### Task to complete:
Restate every line of the material, word for word.

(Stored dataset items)
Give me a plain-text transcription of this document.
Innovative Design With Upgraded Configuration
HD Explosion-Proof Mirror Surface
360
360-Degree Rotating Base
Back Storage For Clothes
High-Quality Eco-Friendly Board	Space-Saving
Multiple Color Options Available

### Response to this task:
Give me a plain-text transcription of this document.
Innovative Design With Upgraded Configuration
HD Explosion-Proof Mirror Surface
360
360-Degree Rotating Base
Back Storage For Clothes
High-Quality Eco-Friendly Board	Space-Saving
Multiple Color Options Available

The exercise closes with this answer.